Your objective -
Show each line from the listing that includes the word "gambar".

Given records -
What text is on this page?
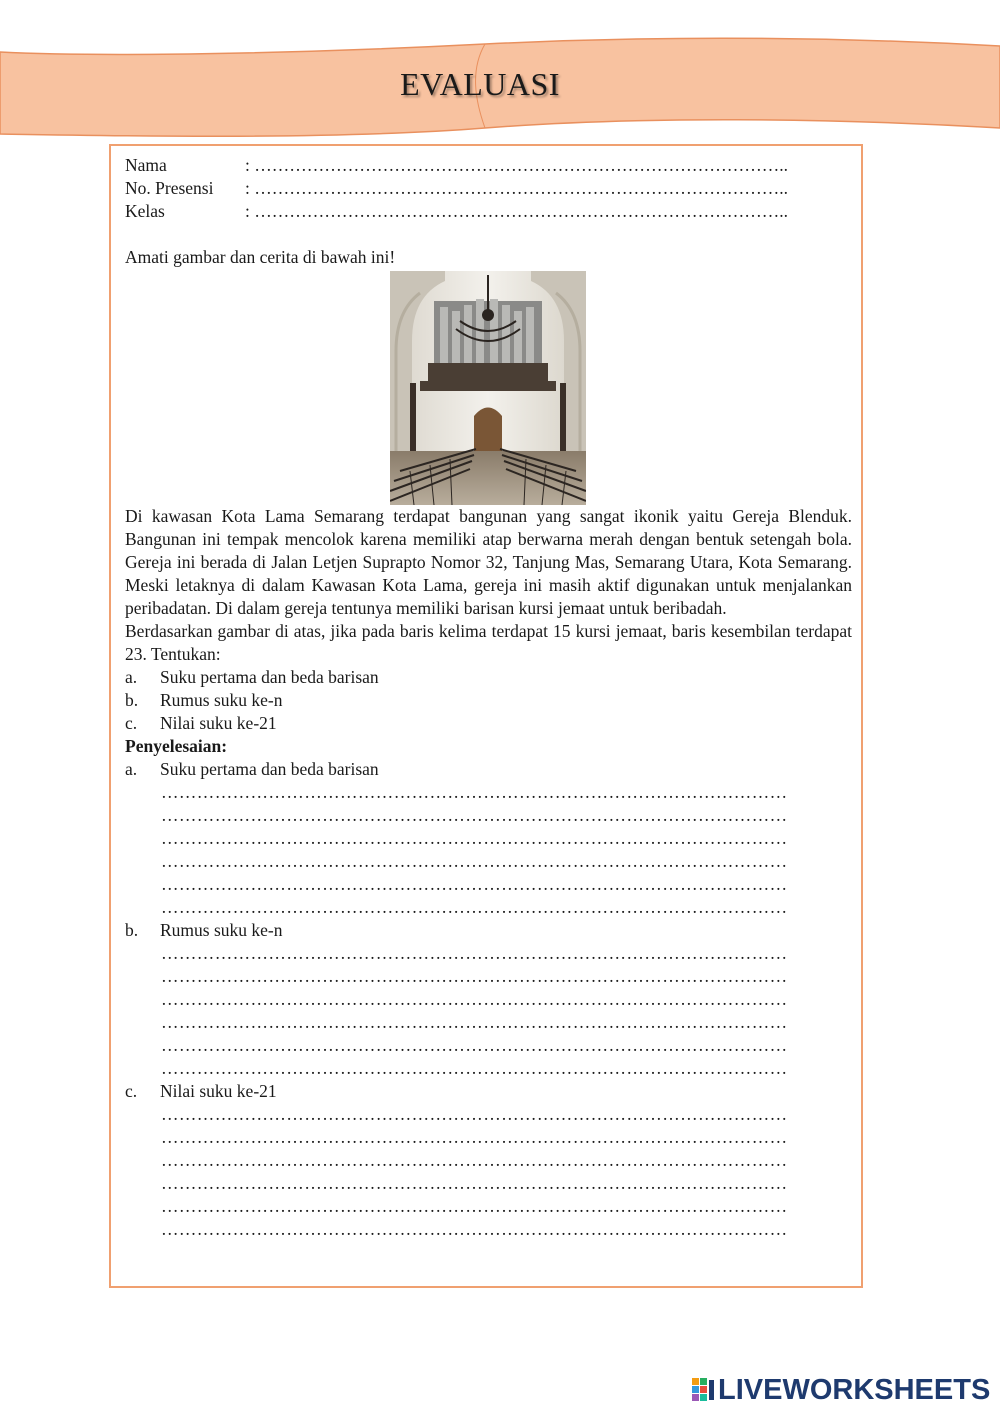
EVALUASI
Nama	: ………………………………………………………………………………..
No. Presensi	: ………………………………………………………………………………..
Kelas	: ………………………………………………………………………………..
Amati gambar dan cerita di bawah ini!

Di kawasan Kota Lama Semarang terdapat bangunan yang sangat ikonik yaitu Gereja Blenduk. Bangunan ini tempak mencolok karena memiliki atap berwarna merah dengan bentuk setengah bola. Gereja ini berada di Jalan Letjen Suprapto Nomor 32, Tanjung Mas, Semarang Utara, Kota Semarang. Meski letaknya di dalam Kawasan Kota Lama, gereja ini masih aktif digunakan untuk menjalankan peribadatan. Di dalam gereja tentunya memiliki barisan kursi jemaat untuk beribadah.

Berdasarkan gambar di atas, jika pada baris kelima terdapat 15 kursi jemaat, baris kesembilan terdapat 23. Tentukan:

a.	Suku pertama dan beda barisan
b.	Rumus suku ke-n
c.	Nilai suku ke-21
Penyelesaian:
a.	Suku pertama dan beda barisan
……………………………………………………………………………………………
……………………………………………………………………………………………
……………………………………………………………………………………………
……………………………………………………………………………………………
……………………………………………………………………………………………
……………………………………………………………………………………………
b.	Rumus suku ke-n
……………………………………………………………………………………………
……………………………………………………………………………………………
……………………………………………………………………………………………
……………………………………………………………………………………………
……………………………………………………………………………………………
……………………………………………………………………………………………
c.	Nilai suku ke-21
……………………………………………………………………………………………
……………………………………………………………………………………………
……………………………………………………………………………………………
……………………………………………………………………………………………
……………………………………………………………………………………………
……………………………………………………………………………………………
LIVEWORKSHEETS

Answer for this exercise -
Amati gambar dan cerita di bawah ini!
Berdasarkan gambar di atas, jika pada baris kelima terdapat 15 kursi jemaat, baris kesembilan terdapat 23. Tentukan:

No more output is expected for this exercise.